# The problem
Scan the listing below. Report each line that includes "odniesienia".

Extracted data entries
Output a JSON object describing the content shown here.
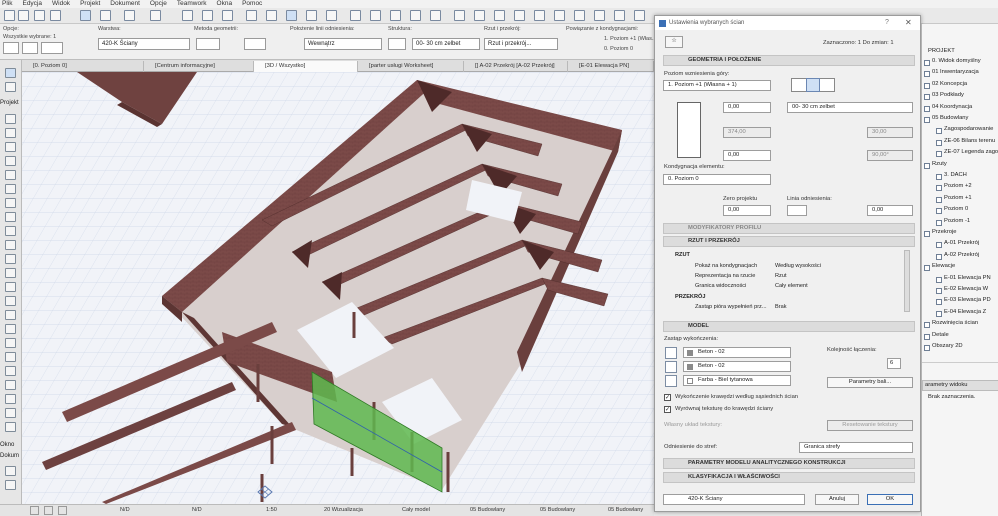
{
  "menu": [
    "Plik",
    "Edycja",
    "Widok",
    "Projekt",
    "Dokument",
    "Opcje",
    "Teamwork",
    "Okna",
    "Pomoc"
  ],
  "infobox": {
    "opcje_label": "Opcje:",
    "selected": "Wszystkie wybrane: 1",
    "warstwa_label": "Warstwa:",
    "warstwa_value": "420-K Ściany",
    "metoda_label": "Metoda geometrii:",
    "polozenie_label": "Położenie linii odniesienia:",
    "polozenie_value": "Wewnątrz",
    "struktura_label": "Struktura:",
    "struktura_value": "00- 30 cm zelbet",
    "rzut_label": "Rzut i przekrój:",
    "rzut_value": "Rzut i przekrój...",
    "powiazanie_label": "Powiązanie z kondygnacjami:",
    "pow1": "1. Poziom +1 (Włas...",
    "pow2": "0. Poziom 0"
  },
  "tabs": [
    "[0. Poziom 0]",
    "[Centrum informacyjne]",
    "[3D / Wszystko]",
    "[parter usługi Worksheet]",
    "[] A-02 Przekrój [A-02 Przekrój]",
    "[E-01 Elewacja PN]"
  ],
  "left_labels": {
    "projekt": "Projekt",
    "okno": "Okno",
    "dokument": "Dokum"
  },
  "status": {
    "nd1": "N/D",
    "nd2": "N/D",
    "scale": "1:50",
    "view": "20 Wizualizacja",
    "model": "Cały model",
    "layer1": "05 Budowlany",
    "layer2": "05 Budowlany",
    "layer3": "05 Budowlany"
  },
  "dialog": {
    "title": "Ustawienia wybranych ścian",
    "selected_info": "Zaznaczono: 1 Do zmian: 1",
    "sec_geometry": "GEOMETRIA I POŁOŻENIE",
    "top_level_label": "Poziom wzniesienia góry:",
    "top_level_value": "1. Poziom +1 (Własna + 1)",
    "val_top": "0,00",
    "val_height": "374,00",
    "val_bottom": "0,00",
    "structure": "00- 30 cm zelbet",
    "thickness": "30,00",
    "angle": "90,00°",
    "home_level_label": "Kondygnacja elementu:",
    "home_level_value": "0. Poziom 0",
    "zero_label": "Zero projektu",
    "zero_value": "0,00",
    "ref_line_label": "Linia odniesienia:",
    "ref_value": "0,00",
    "sec_modifiers": "MODYFIKATORY PROFILU",
    "sec_plan": "RZUT I PRZEKRÓJ",
    "plan_group": "RZUT",
    "plan_rows": [
      {
        "name": "Pokaż na kondygnacjach",
        "value": "Według wysokości"
      },
      {
        "name": "Reprezentacja na rzucie",
        "value": "Rzut"
      },
      {
        "name": "Granica widoczności",
        "value": "Cały element"
      }
    ],
    "section_group": "PRZEKRÓJ",
    "section_rows": [
      {
        "name": "Zastąp pióra wypełnień prz...",
        "value": "Brak"
      }
    ],
    "sec_model": "MODEL",
    "override_label": "Zastąp wykończenia:",
    "surfaces": [
      "Beton - 02",
      "Beton - 02",
      "Farba - Biel tytanowa"
    ],
    "order_label": "Kolejność łączenia:",
    "order_value": "6",
    "params_btn": "Parametry bali...",
    "chk1": "Wykończenie krawędzi według sąsiednich ścian",
    "chk2": "Wyrównaj teksturę do krawędzi ściany",
    "texture_label": "Własny układ tekstury:",
    "reset_btn": "Resetowanie tekstury",
    "zone_label": "Odniesienie do stref:",
    "zone_value": "Granica strefy",
    "sec_analytic": "PARAMETRY MODELU ANALITYCZNEGO KONSTRUKCJI",
    "sec_class": "KLASYFIKACJA I WŁAŚCIWOŚCI",
    "layer_value": "420-K Ściany",
    "cancel": "Anuluj",
    "ok": "OK"
  },
  "tree": {
    "root": "PROJEKT",
    "items": [
      "0. Widok domyślny",
      "01 Inwentaryzacja",
      "02 Koncepcja",
      "03 Podkłady",
      "04 Koordynacja",
      "05 Budowlany",
      "Zagospodarowanie",
      "ZE-06 Bilans terenu",
      "ZE-07 Legenda zago",
      "Rzuty",
      "3. DACH",
      "Poziom +2",
      "Poziom +1",
      "Poziom 0",
      "Poziom -1",
      "Przekroje",
      "A-01 Przekrój",
      "A-02 Przekrój",
      "Elewacje",
      "E-01 Elewacja PN",
      "E-02 Elewacja W",
      "E-03 Elewacja PD",
      "E-04 Elewacja Z",
      "Rozwinięcia ścian",
      "Detale",
      "Obszary 2D"
    ],
    "panel_title": "arametry widoku",
    "panel_text": "Brak zaznaczenia."
  }
}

# Reply
    "polozenie_label": "Położenie linii odniesienia:",
    "ref_line_label": "Linia odniesienia:",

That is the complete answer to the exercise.